• Work required:
Go through the records underneath and count the lines that include the string "invoice". Give nothing but the number.

----- Records supplied

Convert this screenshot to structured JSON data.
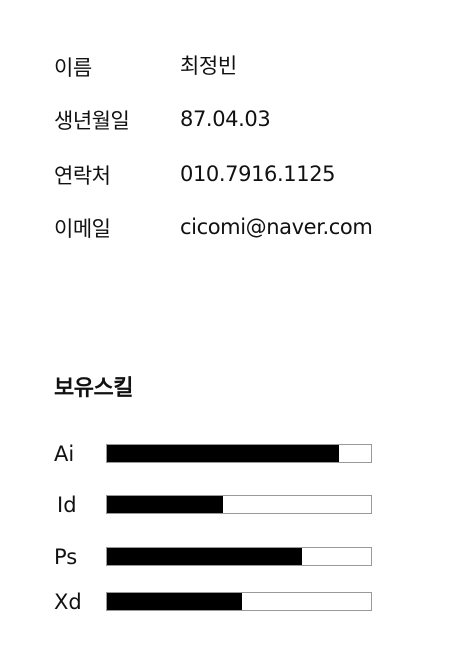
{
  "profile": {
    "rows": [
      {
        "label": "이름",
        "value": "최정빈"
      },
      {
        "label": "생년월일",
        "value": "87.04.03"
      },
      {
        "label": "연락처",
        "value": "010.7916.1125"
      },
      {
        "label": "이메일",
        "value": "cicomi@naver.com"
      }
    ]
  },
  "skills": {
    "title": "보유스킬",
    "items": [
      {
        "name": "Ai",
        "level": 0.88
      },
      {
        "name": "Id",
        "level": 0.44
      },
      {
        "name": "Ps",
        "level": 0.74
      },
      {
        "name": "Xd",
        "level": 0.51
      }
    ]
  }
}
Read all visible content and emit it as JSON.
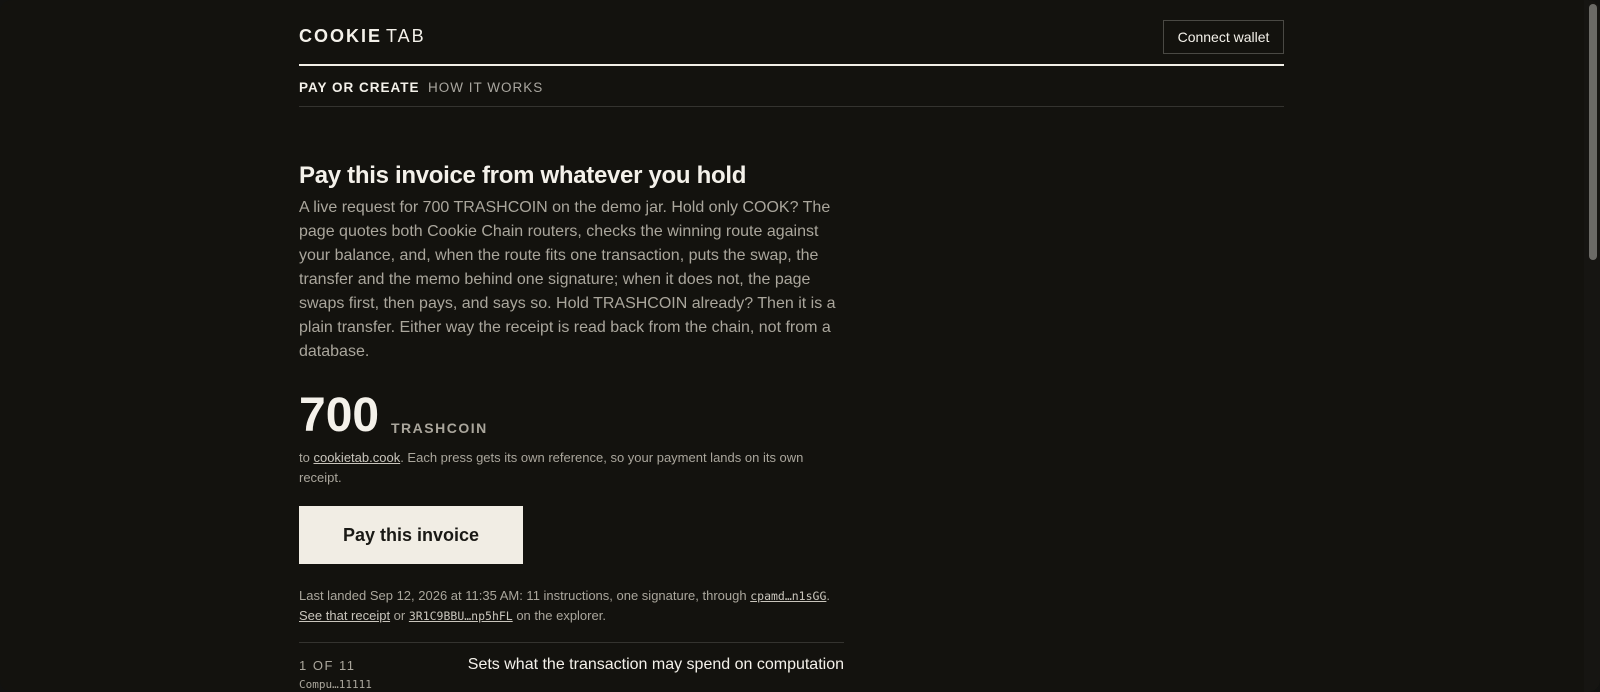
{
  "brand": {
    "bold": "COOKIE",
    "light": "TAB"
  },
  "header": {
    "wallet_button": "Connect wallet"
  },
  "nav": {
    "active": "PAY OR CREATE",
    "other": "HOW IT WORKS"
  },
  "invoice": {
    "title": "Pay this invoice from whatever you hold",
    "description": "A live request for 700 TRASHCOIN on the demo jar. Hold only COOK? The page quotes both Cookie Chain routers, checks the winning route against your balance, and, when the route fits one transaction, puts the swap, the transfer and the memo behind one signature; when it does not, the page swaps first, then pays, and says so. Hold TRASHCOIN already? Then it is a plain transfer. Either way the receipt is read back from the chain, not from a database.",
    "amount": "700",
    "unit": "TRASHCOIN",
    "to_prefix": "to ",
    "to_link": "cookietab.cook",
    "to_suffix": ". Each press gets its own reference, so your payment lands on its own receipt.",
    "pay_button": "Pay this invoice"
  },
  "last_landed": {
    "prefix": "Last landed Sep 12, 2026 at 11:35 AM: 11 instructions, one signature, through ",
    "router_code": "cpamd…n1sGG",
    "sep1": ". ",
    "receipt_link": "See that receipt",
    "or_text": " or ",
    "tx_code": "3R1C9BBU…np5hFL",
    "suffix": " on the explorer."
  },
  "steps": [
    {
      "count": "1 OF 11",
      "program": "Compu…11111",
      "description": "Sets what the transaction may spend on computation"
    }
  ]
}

----------

• Expected answer:
3